■ WHAT TO PRODUCE
Find each line with the word "indicator" and say how many there are, nothing else.

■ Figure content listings
--- Begin ---

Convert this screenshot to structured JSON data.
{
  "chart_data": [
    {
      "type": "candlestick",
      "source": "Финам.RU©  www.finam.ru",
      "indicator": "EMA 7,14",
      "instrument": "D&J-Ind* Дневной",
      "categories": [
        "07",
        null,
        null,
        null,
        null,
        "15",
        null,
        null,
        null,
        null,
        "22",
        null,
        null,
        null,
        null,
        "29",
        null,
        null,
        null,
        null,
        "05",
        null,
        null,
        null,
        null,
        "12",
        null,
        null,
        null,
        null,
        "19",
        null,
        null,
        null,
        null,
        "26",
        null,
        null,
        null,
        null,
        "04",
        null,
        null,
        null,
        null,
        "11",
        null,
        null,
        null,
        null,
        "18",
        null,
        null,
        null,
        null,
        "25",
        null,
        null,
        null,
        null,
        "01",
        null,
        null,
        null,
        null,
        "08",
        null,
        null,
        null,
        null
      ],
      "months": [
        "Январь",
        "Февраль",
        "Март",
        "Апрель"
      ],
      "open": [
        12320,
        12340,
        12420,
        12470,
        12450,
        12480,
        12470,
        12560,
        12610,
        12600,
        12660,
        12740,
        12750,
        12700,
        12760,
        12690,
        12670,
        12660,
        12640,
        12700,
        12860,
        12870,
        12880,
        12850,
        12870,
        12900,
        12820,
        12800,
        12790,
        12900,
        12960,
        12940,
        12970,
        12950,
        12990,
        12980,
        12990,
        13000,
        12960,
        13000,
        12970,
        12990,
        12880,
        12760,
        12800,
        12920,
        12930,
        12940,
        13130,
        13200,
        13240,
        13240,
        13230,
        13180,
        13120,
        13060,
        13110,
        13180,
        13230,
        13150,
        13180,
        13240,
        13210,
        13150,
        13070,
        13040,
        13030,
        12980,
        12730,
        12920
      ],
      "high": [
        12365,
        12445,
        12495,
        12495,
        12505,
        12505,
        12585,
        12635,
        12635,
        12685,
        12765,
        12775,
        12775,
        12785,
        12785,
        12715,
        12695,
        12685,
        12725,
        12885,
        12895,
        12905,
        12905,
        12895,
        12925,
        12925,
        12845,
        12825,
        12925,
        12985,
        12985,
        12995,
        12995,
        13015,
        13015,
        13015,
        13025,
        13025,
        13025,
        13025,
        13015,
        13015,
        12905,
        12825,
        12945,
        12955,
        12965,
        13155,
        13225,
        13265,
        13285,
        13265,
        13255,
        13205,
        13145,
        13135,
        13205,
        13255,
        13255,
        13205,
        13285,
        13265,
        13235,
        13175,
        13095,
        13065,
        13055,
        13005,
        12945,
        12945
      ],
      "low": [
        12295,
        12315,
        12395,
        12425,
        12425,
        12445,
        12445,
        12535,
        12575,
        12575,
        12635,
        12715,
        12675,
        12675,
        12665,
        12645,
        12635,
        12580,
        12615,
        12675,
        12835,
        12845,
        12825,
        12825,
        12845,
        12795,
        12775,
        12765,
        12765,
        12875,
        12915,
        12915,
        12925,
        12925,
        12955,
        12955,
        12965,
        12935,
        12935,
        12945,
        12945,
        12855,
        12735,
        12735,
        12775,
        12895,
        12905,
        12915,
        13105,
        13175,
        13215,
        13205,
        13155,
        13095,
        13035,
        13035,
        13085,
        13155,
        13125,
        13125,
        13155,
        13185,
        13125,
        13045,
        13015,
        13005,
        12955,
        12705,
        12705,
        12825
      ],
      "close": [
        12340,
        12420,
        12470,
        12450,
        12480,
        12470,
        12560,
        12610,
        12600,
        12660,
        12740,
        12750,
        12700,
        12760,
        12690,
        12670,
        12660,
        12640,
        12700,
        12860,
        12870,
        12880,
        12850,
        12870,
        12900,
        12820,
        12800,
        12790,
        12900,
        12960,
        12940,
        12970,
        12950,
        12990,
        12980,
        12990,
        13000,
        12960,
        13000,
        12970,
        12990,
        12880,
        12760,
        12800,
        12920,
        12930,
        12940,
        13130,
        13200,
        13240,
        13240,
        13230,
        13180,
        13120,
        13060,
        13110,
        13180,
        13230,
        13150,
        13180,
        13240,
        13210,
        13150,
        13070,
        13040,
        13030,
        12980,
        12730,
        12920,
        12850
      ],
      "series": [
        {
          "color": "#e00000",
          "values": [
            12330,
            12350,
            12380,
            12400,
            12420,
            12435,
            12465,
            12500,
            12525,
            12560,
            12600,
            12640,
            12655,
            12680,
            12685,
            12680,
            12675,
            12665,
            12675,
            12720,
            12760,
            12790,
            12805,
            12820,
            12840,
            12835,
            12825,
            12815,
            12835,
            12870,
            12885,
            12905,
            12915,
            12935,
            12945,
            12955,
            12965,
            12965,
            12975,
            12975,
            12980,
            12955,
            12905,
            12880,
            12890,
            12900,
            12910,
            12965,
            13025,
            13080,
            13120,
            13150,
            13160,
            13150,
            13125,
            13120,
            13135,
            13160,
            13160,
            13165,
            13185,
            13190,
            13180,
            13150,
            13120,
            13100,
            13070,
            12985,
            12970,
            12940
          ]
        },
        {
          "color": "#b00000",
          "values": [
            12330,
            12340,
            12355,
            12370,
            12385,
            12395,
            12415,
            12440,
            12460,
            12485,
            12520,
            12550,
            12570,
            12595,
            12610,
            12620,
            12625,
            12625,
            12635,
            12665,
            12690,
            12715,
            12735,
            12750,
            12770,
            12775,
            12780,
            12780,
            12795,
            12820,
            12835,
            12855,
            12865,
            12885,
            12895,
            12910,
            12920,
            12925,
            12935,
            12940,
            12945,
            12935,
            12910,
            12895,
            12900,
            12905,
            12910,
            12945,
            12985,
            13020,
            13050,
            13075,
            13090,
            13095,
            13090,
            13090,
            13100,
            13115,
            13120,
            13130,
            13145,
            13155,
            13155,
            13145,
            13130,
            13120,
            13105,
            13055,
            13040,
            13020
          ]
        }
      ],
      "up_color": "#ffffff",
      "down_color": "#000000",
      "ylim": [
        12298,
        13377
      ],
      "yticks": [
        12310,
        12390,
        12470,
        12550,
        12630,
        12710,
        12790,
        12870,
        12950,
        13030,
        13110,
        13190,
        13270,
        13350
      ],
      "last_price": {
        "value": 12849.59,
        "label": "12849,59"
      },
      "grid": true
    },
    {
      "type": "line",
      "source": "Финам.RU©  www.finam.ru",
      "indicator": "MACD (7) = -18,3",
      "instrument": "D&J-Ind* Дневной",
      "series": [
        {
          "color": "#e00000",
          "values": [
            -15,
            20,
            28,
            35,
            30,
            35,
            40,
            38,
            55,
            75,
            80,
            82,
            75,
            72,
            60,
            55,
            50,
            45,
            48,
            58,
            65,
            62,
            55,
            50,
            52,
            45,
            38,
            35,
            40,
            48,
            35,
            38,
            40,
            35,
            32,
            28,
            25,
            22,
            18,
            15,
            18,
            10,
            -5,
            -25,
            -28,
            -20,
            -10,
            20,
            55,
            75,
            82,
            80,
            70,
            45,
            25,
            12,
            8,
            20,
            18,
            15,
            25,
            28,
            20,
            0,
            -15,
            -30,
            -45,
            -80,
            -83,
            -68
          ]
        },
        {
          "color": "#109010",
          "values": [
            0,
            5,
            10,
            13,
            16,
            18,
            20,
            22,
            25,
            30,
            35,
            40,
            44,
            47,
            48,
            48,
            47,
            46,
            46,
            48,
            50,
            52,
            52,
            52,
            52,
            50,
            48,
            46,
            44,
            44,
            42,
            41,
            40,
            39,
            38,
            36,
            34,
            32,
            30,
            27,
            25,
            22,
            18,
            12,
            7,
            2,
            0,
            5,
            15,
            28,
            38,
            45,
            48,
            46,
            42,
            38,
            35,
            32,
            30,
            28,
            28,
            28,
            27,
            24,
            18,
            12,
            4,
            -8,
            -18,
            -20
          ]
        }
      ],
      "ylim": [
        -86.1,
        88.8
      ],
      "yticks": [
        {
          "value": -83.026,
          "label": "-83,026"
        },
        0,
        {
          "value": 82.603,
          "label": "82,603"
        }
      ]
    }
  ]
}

--- End ---

■ EXERCISE RESULT
2